• **Stated exercise**
Write out the material exactly. Do not include the pictures.

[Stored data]
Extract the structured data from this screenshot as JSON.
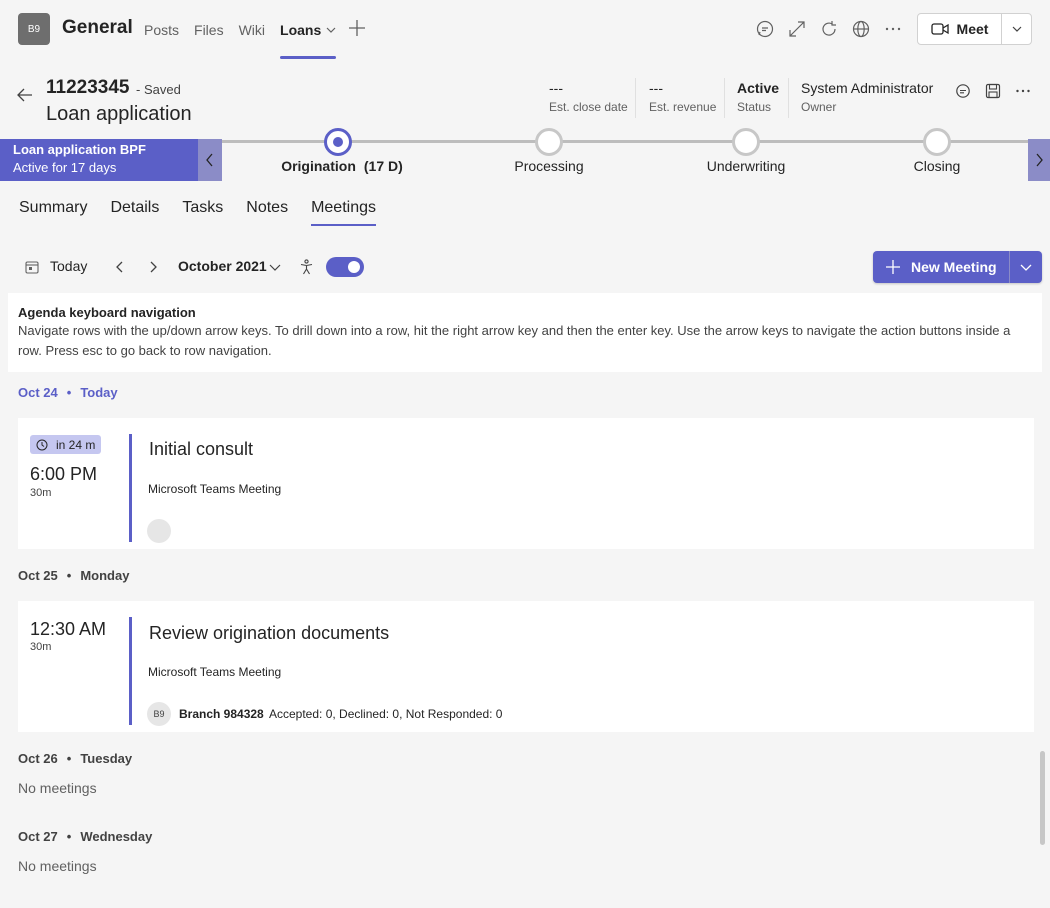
{
  "app": {
    "team_initials": "B9",
    "team_name": "General",
    "tabs": [
      {
        "label": "Posts"
      },
      {
        "label": "Files"
      },
      {
        "label": "Wiki"
      },
      {
        "label": "Loans"
      }
    ],
    "meet_label": "Meet"
  },
  "record": {
    "id": "11223345",
    "saved": "- Saved",
    "title": "Loan application",
    "fields": [
      {
        "value": "---",
        "label": "Est. close date"
      },
      {
        "value": "---",
        "label": "Est. revenue"
      },
      {
        "value": "Active",
        "label": "Status"
      },
      {
        "value": "System Administrator",
        "label": "Owner"
      }
    ]
  },
  "bpf": {
    "name": "Loan application BPF",
    "status": "Active for 17 days",
    "stages": [
      {
        "label": "Origination",
        "days": "(17 D)"
      },
      {
        "label": "Processing"
      },
      {
        "label": "Underwriting"
      },
      {
        "label": "Closing"
      }
    ]
  },
  "subtabs": [
    "Summary",
    "Details",
    "Tasks",
    "Notes",
    "Meetings"
  ],
  "calendar": {
    "today_label": "Today",
    "month": "October 2021",
    "new_meeting_label": "New Meeting"
  },
  "info": {
    "heading": "Agenda keyboard navigation",
    "body": "Navigate rows with the up/down arrow keys. To drill down into a row, hit the right arrow key and then the enter key. Use the arrow keys to navigate the action buttons inside a row. Press esc to go back to row navigation."
  },
  "agenda": {
    "day1": {
      "date": "Oct 24",
      "dot": "•",
      "day": "Today"
    },
    "meeting1": {
      "badge": "in 24 m",
      "time": "6:00 PM",
      "duration": "30m",
      "title": "Initial consult",
      "type": "Microsoft Teams Meeting"
    },
    "day2": {
      "date": "Oct 25",
      "dot": "•",
      "day": "Monday"
    },
    "meeting2": {
      "time": "12:30 AM",
      "duration": "30m",
      "title": "Review origination documents",
      "type": "Microsoft Teams Meeting",
      "attendee_initials": "B9",
      "attendee_name": "Branch 984328",
      "attendee_status": "Accepted: 0, Declined: 0, Not Responded: 0"
    },
    "day3": {
      "date": "Oct 26",
      "dot": "•",
      "day": "Tuesday",
      "empty": "No meetings"
    },
    "day4": {
      "date": "Oct 27",
      "dot": "•",
      "day": "Wednesday",
      "empty": "No meetings"
    }
  },
  "colors": {
    "accent": "#5b5fc7",
    "accent_light": "#8b8cc7",
    "badge": "#c5c7f0",
    "link": "#115ea3"
  },
  "icons": [
    "chevron-down-icon",
    "plus-icon",
    "chat-icon",
    "expand-icon",
    "refresh-icon",
    "globe-icon",
    "more-icon",
    "video-icon",
    "back-arrow-icon",
    "save-icon",
    "calendar-icon",
    "chevron-left-icon",
    "chevron-right-icon",
    "accessibility-icon",
    "clock-icon"
  ]
}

• **Response to the task**
Extract the structured data from this screenshot as JSON.
{
  "app": {
    "team_initials": "B9",
    "team_name": "General",
    "tabs": [
      {
        "label": "Posts"
      },
      {
        "label": "Files"
      },
      {
        "label": "Wiki"
      },
      {
        "label": "Loans"
      }
    ],
    "meet_label": "Meet"
  },
  "record": {
    "id": "11223345",
    "saved": "- Saved",
    "title": "Loan application",
    "fields": [
      {
        "value": "---",
        "label": "Est. close date"
      },
      {
        "value": "---",
        "label": "Est. revenue"
      },
      {
        "value": "Active",
        "label": "Status"
      },
      {
        "value": "System Administrator",
        "label": "Owner"
      }
    ]
  },
  "bpf": {
    "name": "Loan application BPF",
    "status": "Active for 17 days",
    "stages": [
      {
        "label": "Origination",
        "days": "(17 D)"
      },
      {
        "label": "Processing"
      },
      {
        "label": "Underwriting"
      },
      {
        "label": "Closing"
      }
    ]
  },
  "subtabs": [
    "Summary",
    "Details",
    "Tasks",
    "Notes",
    "Meetings"
  ],
  "calendar": {
    "today_label": "Today",
    "month": "October 2021",
    "new_meeting_label": "New Meeting"
  },
  "info": {
    "heading": "Agenda keyboard navigation",
    "body": "Navigate rows with the up/down arrow keys. To drill down into a row, hit the right arrow key and then the enter key. Use the arrow keys to navigate the action buttons inside a row. Press esc to go back to row navigation."
  },
  "agenda": {
    "day1": {
      "date": "Oct 24",
      "dot": "•",
      "day": "Today"
    },
    "meeting1": {
      "badge": "in 24 m",
      "time": "6:00 PM",
      "duration": "30m",
      "title": "Initial consult",
      "type": "Microsoft Teams Meeting"
    },
    "day2": {
      "date": "Oct 25",
      "dot": "•",
      "day": "Monday"
    },
    "meeting2": {
      "time": "12:30 AM",
      "duration": "30m",
      "title": "Review origination documents",
      "type": "Microsoft Teams Meeting",
      "attendee_initials": "B9",
      "attendee_name": "Branch 984328",
      "attendee_status": "Accepted: 0, Declined: 0, Not Responded: 0"
    },
    "day3": {
      "date": "Oct 26",
      "dot": "•",
      "day": "Tuesday",
      "empty": "No meetings"
    },
    "day4": {
      "date": "Oct 27",
      "dot": "•",
      "day": "Wednesday",
      "empty": "No meetings"
    }
  },
  "colors": {
    "accent": "#5b5fc7",
    "accent_light": "#8b8cc7",
    "badge": "#c5c7f0",
    "link": "#115ea3"
  },
  "icons": [
    "chevron-down-icon",
    "plus-icon",
    "chat-icon",
    "expand-icon",
    "refresh-icon",
    "globe-icon",
    "more-icon",
    "video-icon",
    "back-arrow-icon",
    "save-icon",
    "calendar-icon",
    "chevron-left-icon",
    "chevron-right-icon",
    "accessibility-icon",
    "clock-icon"
  ]
}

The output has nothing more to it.